Third, I would respectfully remind most of those who have written, are writing, and will resolutely and unceasingly continue to write novels and plays about the War and the Armistice and Ten Years After, that they should try to encourage a real friendship with foreigners. And a friendship with foreigners does not mean a friendship with Germans. It means a friendship with Germans and with everybody else, including those who are extremely likely to quarrel with Germans. I would suggest to them, what they seem to have entirely forgotten, that if they describe the reaction towards Peace as if it were solely and entirely a reaction towards Prussians, they will not be encouraging Peace but very definitely encouraging War. They will be doing, in a much more dangerous form, exactly what they themselves denounced the Government for doing when it tied us up in a one-sided alliance; with the addition (as I should say) of our being tied to the wrong side instead of the right. But the point is that, whatever their romantic suggestions of reconciliation may favour, they do not favour the cause of Peace. The same sort of man who could only fight by writing sentimental lies against all Germans is now writing sentimental fiction in favour of all Germans. But he is not writing it in favour of Peace. The only chance of peace in the world lies in the possibility of our understanding the other side also. And so long as it is the fashion of the moment to talk as if all Italians were bullies, all Frenchmen braggarts, all Poles futile lunatics, and the rest, it is perhaps something of a stretch of language to say that we are making friends with foreigners. In fact, we are not making friends at all. We are doing something much more terrible and ominous. We are making Allies.

__PROBLEM__.
Proceed with the essay on friendship with foreigners and the cause of peace, starting after its final sentence. The data that follows is drawn from a different source than the essay.

__DATASET EXCERPTS__.

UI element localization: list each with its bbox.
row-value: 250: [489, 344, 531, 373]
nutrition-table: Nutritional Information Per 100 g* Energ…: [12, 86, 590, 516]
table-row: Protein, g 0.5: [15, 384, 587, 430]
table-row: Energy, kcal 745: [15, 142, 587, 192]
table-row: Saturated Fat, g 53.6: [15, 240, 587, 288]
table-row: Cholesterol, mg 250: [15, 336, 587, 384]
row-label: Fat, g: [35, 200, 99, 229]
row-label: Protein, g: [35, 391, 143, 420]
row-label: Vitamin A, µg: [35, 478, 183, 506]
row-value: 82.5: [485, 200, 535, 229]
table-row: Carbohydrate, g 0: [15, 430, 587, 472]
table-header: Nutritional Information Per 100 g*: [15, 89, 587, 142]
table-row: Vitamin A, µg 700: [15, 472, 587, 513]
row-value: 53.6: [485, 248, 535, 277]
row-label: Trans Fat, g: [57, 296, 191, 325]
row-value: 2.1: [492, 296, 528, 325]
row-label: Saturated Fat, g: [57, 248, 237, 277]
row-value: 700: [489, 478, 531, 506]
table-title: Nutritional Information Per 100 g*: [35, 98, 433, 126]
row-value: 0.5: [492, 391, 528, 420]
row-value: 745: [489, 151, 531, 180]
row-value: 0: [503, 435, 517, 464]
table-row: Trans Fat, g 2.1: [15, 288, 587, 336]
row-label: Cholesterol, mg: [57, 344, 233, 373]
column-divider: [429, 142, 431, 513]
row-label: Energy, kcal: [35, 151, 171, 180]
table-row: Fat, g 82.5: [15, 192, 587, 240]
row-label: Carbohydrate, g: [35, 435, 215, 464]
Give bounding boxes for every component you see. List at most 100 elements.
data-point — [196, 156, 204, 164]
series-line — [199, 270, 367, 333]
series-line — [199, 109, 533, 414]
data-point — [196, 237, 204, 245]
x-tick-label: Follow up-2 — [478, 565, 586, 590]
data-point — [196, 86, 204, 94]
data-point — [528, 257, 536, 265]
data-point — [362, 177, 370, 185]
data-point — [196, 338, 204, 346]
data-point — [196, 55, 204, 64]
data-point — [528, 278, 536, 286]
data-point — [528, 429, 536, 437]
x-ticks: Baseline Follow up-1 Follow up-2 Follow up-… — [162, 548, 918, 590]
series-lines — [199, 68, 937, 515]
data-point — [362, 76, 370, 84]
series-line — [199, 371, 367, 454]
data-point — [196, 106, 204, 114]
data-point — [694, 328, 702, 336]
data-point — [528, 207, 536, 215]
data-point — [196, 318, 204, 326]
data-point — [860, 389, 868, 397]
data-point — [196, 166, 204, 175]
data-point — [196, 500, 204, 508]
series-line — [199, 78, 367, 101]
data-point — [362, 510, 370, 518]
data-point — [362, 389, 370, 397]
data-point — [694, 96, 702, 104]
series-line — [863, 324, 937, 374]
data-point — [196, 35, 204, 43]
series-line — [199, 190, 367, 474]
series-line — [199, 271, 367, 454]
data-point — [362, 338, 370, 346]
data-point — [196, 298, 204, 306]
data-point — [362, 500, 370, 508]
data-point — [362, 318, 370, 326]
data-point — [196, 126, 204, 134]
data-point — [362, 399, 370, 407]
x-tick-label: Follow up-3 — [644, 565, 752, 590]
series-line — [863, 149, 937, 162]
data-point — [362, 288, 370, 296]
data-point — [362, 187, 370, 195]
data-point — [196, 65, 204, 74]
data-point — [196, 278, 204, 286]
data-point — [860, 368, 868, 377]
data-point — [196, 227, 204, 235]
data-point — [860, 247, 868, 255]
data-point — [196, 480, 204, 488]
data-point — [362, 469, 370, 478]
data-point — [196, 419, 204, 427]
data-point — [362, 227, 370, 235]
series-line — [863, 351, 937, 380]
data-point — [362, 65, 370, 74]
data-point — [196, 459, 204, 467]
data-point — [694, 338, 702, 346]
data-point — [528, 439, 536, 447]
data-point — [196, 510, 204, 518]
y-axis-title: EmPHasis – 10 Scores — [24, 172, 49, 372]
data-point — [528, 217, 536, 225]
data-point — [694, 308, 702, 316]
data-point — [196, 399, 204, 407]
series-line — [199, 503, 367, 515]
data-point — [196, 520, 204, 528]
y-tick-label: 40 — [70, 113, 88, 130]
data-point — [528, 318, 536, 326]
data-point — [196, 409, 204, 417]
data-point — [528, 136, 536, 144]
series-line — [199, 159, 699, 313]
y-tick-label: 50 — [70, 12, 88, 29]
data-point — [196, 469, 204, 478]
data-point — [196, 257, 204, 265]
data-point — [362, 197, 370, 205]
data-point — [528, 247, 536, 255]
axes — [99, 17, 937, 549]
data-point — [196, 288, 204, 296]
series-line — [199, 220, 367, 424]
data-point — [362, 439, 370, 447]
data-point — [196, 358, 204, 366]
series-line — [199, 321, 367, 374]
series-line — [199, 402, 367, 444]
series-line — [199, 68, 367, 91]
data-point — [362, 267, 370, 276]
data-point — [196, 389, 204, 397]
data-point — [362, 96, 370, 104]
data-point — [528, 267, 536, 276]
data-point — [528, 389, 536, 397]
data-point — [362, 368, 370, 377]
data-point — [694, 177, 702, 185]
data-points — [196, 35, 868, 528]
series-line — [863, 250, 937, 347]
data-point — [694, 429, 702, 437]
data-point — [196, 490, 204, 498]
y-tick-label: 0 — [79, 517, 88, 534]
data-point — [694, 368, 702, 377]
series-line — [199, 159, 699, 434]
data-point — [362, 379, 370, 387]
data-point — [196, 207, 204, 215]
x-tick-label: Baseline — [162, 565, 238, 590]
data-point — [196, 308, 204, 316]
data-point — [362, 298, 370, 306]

__RESULT FOR THIS TASK__.
Lastly, let us remember as a general principle that opinions should be stated as opinions and convictions as convictions. We must not be impatient because these statements are called abstract. Whereas some charming romance about mud and blood and disembowelled horses is in comparison beautifully concrete. We are not savages, to express ourselves only in picture-writing. We are civilised men, acquainted with mathematics and metaphysics, and presumably capable of thinking in terms of thought. Certainly if we ever lose that power, it will be a worse relapse into barbarism than the worst war in the world.